--- Exercise instructions ---
Every line of the data must be copied exactly.

-- Records for this task start --

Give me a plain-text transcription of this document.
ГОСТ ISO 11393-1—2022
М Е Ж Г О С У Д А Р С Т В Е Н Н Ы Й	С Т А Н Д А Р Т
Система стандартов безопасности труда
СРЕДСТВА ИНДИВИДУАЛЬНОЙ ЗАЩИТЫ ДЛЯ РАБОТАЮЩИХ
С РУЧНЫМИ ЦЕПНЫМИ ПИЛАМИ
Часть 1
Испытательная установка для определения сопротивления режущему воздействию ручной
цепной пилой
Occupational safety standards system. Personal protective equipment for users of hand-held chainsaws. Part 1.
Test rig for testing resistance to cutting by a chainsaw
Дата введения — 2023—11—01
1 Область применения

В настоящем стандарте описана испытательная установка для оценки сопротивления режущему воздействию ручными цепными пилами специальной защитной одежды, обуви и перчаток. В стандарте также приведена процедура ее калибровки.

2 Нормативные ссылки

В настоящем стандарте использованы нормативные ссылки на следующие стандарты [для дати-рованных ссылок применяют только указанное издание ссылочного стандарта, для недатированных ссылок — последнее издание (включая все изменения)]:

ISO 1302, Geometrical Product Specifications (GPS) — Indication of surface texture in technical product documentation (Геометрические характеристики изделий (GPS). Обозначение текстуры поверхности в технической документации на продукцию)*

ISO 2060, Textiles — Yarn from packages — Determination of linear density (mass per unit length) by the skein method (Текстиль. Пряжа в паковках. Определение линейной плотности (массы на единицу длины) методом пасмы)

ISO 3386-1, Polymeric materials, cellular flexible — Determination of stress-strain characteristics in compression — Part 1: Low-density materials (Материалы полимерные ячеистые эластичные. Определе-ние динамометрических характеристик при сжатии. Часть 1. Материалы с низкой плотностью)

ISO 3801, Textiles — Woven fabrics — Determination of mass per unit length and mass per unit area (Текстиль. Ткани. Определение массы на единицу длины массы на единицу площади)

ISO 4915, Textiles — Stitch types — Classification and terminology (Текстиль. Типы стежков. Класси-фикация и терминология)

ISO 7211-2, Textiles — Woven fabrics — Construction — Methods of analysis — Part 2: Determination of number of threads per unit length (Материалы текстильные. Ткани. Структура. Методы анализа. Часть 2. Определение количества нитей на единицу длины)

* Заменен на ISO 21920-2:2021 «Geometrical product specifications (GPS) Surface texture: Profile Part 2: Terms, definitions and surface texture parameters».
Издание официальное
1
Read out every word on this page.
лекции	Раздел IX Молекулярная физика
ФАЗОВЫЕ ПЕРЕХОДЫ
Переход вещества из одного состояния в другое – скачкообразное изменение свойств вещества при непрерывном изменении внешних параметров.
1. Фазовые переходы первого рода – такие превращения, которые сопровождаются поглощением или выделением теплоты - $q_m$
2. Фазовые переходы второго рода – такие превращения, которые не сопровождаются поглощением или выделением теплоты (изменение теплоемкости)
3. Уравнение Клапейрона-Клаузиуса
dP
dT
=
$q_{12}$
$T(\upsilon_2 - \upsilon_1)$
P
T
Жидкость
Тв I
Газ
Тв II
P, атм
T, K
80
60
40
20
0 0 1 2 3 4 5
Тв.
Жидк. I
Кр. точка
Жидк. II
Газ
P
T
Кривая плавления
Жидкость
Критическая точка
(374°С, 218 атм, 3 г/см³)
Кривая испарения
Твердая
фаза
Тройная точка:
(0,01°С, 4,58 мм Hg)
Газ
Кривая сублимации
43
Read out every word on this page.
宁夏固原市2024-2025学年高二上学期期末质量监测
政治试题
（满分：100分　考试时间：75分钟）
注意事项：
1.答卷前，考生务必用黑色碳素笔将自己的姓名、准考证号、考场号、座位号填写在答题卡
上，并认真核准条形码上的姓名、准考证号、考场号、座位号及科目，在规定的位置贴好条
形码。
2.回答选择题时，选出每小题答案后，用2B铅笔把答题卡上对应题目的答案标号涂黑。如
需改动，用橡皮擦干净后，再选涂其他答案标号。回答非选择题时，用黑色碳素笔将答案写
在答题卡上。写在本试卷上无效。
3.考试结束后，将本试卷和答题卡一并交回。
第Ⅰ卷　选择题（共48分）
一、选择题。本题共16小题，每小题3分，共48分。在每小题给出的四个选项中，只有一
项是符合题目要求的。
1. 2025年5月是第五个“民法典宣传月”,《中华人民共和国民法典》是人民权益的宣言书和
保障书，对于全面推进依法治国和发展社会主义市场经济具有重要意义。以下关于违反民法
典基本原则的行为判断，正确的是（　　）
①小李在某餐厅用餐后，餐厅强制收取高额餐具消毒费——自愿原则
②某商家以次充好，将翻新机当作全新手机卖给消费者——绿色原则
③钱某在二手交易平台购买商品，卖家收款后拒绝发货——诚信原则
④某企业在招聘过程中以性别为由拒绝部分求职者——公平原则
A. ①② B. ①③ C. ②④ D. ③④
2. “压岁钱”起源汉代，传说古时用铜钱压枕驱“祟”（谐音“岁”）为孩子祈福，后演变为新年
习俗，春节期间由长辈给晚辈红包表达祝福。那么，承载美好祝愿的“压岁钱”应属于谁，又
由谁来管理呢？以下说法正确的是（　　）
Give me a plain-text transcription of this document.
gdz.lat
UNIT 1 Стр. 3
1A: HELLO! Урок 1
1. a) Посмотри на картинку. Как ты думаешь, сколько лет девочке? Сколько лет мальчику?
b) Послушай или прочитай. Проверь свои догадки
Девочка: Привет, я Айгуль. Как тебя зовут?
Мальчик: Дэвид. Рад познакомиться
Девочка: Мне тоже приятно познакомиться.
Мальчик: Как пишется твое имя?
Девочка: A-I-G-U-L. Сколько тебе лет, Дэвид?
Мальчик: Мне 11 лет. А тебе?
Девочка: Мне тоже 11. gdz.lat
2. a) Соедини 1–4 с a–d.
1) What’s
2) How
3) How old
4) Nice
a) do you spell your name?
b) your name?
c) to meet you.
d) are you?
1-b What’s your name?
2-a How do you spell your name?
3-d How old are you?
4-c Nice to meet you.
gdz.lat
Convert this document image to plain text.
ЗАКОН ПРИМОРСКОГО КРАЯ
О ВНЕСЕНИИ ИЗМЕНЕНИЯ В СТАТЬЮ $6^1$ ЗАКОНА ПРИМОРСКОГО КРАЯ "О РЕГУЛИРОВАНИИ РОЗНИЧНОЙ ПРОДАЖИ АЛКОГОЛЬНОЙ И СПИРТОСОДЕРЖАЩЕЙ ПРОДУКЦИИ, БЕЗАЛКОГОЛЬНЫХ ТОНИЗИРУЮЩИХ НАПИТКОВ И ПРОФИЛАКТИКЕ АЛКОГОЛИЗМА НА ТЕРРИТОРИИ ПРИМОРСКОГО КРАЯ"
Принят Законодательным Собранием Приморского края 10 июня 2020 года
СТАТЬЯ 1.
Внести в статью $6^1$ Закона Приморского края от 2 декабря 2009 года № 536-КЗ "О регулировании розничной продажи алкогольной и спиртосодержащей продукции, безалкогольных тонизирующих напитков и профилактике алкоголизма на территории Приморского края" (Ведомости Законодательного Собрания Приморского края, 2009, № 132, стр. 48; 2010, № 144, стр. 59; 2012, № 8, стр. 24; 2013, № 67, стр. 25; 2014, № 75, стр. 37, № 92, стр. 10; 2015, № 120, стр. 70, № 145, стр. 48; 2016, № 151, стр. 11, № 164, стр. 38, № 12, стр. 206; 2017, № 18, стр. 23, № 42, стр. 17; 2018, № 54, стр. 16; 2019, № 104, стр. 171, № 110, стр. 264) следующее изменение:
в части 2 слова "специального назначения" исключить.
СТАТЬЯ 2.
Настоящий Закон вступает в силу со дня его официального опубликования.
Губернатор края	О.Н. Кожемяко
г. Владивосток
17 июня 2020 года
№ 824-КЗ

-- Records for this task end --

--- Output of the exercise ---
Give me a plain-text transcription of this document.
ГОСТ ISO 11393-1—2022
М Е Ж Г О С У Д А Р С Т В Е Н Н Ы Й	С Т А Н Д А Р Т
Система стандартов безопасности труда
СРЕДСТВА ИНДИВИДУАЛЬНОЙ ЗАЩИТЫ ДЛЯ РАБОТАЮЩИХ
С РУЧНЫМИ ЦЕПНЫМИ ПИЛАМИ
Часть 1
Испытательная установка для определения сопротивления режущему воздействию ручной
цепной пилой
Occupational safety standards system. Personal protective equipment for users of hand-held chainsaws. Part 1.
Test rig for testing resistance to cutting by a chainsaw
Дата введения — 2023—11—01
1 Область применения

В настоящем стандарте описана испытательная установка для оценки сопротивления режущему воздействию ручными цепными пилами специальной защитной одежды, обуви и перчаток. В стандарте также приведена процедура ее калибровки.

2 Нормативные ссылки

В настоящем стандарте использованы нормативные ссылки на следующие стандарты [для дати-рованных ссылок применяют только указанное издание ссылочного стандарта, для недатированных ссылок — последнее издание (включая все изменения)]:

ISO 1302, Geometrical Product Specifications (GPS) — Indication of surface texture in technical product documentation (Геометрические характеристики изделий (GPS). Обозначение текстуры поверхности в технической документации на продукцию)*

ISO 2060, Textiles — Yarn from packages — Determination of linear density (mass per unit length) by the skein method (Текстиль. Пряжа в паковках. Определение линейной плотности (массы на единицу длины) методом пасмы)

ISO 3386-1, Polymeric materials, cellular flexible — Determination of stress-strain characteristics in compression — Part 1: Low-density materials (Материалы полимерные ячеистые эластичные. Определе-ние динамометрических характеристик при сжатии. Часть 1. Материалы с низкой плотностью)

ISO 3801, Textiles — Woven fabrics — Determination of mass per unit length and mass per unit area (Текстиль. Ткани. Определение массы на единицу длины массы на единицу площади)

ISO 4915, Textiles — Stitch types — Classification and terminology (Текстиль. Типы стежков. Класси-фикация и терминология)

ISO 7211-2, Textiles — Woven fabrics — Construction — Methods of analysis — Part 2: Determination of number of threads per unit length (Материалы текстильные. Ткани. Структура. Методы анализа. Часть 2. Определение количества нитей на единицу длины)

* Заменен на ISO 21920-2:2021 «Geometrical product specifications (GPS) Surface texture: Profile Part 2: Terms, definitions and surface texture parameters».
Издание официальное
1
Read out every word on this page.
лекции	Раздел IX Молекулярная физика
ФАЗОВЫЕ ПЕРЕХОДЫ
Переход вещества из одного состояния в другое – скачкообразное изменение свойств вещества при непрерывном изменении внешних параметров.
1. Фазовые переходы первого рода – такие превращения, которые сопровождаются поглощением или выделением теплоты - $q_m$
2. Фазовые переходы второго рода – такие превращения, которые не сопровождаются поглощением или выделением теплоты (изменение теплоемкости)
3. Уравнение Клапейрона-Клаузиуса
dP
dT
=
$q_{12}$
$T(\upsilon_2 - \upsilon_1)$
P
T
Жидкость
Тв I
Газ
Тв II
P, атм
T, K
80
60
40
20
0 0 1 2 3 4 5
Тв.
Жидк. I
Кр. точка
Жидк. II
Газ
P
T
Кривая плавления
Жидкость
Критическая точка
(374°С, 218 атм, 3 г/см³)
Кривая испарения
Твердая
фаза
Тройная точка:
(0,01°С, 4,58 мм Hg)
Газ
Кривая сублимации
43
Read out every word on this page.
宁夏固原市2024-2025学年高二上学期期末质量监测
政治试题
（满分：100分　考试时间：75分钟）
注意事项：
1.答卷前，考生务必用黑色碳素笔将自己的姓名、准考证号、考场号、座位号填写在答题卡
上，并认真核准条形码上的姓名、准考证号、考场号、座位号及科目，在规定的位置贴好条
形码。
2.回答选择题时，选出每小题答案后，用2B铅笔把答题卡上对应题目的答案标号涂黑。如
需改动，用橡皮擦干净后，再选涂其他答案标号。回答非选择题时，用黑色碳素笔将答案写
在答题卡上。写在本试卷上无效。
3.考试结束后，将本试卷和答题卡一并交回。
第Ⅰ卷　选择题（共48分）
一、选择题。本题共16小题，每小题3分，共48分。在每小题给出的四个选项中，只有一
项是符合题目要求的。
1. 2025年5月是第五个“民法典宣传月”,《中华人民共和国民法典》是人民权益的宣言书和
保障书，对于全面推进依法治国和发展社会主义市场经济具有重要意义。以下关于违反民法
典基本原则的行为判断，正确的是（　　）
①小李在某餐厅用餐后，餐厅强制收取高额餐具消毒费——自愿原则
②某商家以次充好，将翻新机当作全新手机卖给消费者——绿色原则
③钱某在二手交易平台购买商品，卖家收款后拒绝发货——诚信原则
④某企业在招聘过程中以性别为由拒绝部分求职者——公平原则
A. ①② B. ①③ C. ②④ D. ③④
2. “压岁钱”起源汉代，传说古时用铜钱压枕驱“祟”（谐音“岁”）为孩子祈福，后演变为新年
习俗，春节期间由长辈给晚辈红包表达祝福。那么，承载美好祝愿的“压岁钱”应属于谁，又
由谁来管理呢？以下说法正确的是（　　）
Give me a plain-text transcription of this document.
gdz.lat
UNIT 1 Стр. 3
1A: HELLO! Урок 1
1. a) Посмотри на картинку. Как ты думаешь, сколько лет девочке? Сколько лет мальчику?
b) Послушай или прочитай. Проверь свои догадки
Девочка: Привет, я Айгуль. Как тебя зовут?
Мальчик: Дэвид. Рад познакомиться
Девочка: Мне тоже приятно познакомиться.
Мальчик: Как пишется твое имя?
Девочка: A-I-G-U-L. Сколько тебе лет, Дэвид?
Мальчик: Мне 11 лет. А тебе?
Девочка: Мне тоже 11. gdz.lat
2. a) Соедини 1–4 с a–d.
1) What’s
2) How
3) How old
4) Nice
a) do you spell your name?
b) your name?
c) to meet you.
d) are you?
1-b What’s your name?
2-a How do you spell your name?
3-d How old are you?
4-c Nice to meet you.
gdz.lat
Convert this document image to plain text.
ЗАКОН ПРИМОРСКОГО КРАЯ
О ВНЕСЕНИИ ИЗМЕНЕНИЯ В СТАТЬЮ $6^1$ ЗАКОНА ПРИМОРСКОГО КРАЯ "О РЕГУЛИРОВАНИИ РОЗНИЧНОЙ ПРОДАЖИ АЛКОГОЛЬНОЙ И СПИРТОСОДЕРЖАЩЕЙ ПРОДУКЦИИ, БЕЗАЛКОГОЛЬНЫХ ТОНИЗИРУЮЩИХ НАПИТКОВ И ПРОФИЛАКТИКЕ АЛКОГОЛИЗМА НА ТЕРРИТОРИИ ПРИМОРСКОГО КРАЯ"
Принят Законодательным Собранием Приморского края 10 июня 2020 года
СТАТЬЯ 1.
Внести в статью $6^1$ Закона Приморского края от 2 декабря 2009 года № 536-КЗ "О регулировании розничной продажи алкогольной и спиртосодержащей продукции, безалкогольных тонизирующих напитков и профилактике алкоголизма на территории Приморского края" (Ведомости Законодательного Собрания Приморского края, 2009, № 132, стр. 48; 2010, № 144, стр. 59; 2012, № 8, стр. 24; 2013, № 67, стр. 25; 2014, № 75, стр. 37, № 92, стр. 10; 2015, № 120, стр. 70, № 145, стр. 48; 2016, № 151, стр. 11, № 164, стр. 38, № 12, стр. 206; 2017, № 18, стр. 23, № 42, стр. 17; 2018, № 54, стр. 16; 2019, № 104, стр. 171, № 110, стр. 264) следующее изменение:
в части 2 слова "специального назначения" исключить.
СТАТЬЯ 2.
Настоящий Закон вступает в силу со дня его официального опубликования.
Губернатор края	О.Н. Кожемяко
г. Владивосток
17 июня 2020 года
№ 824-КЗ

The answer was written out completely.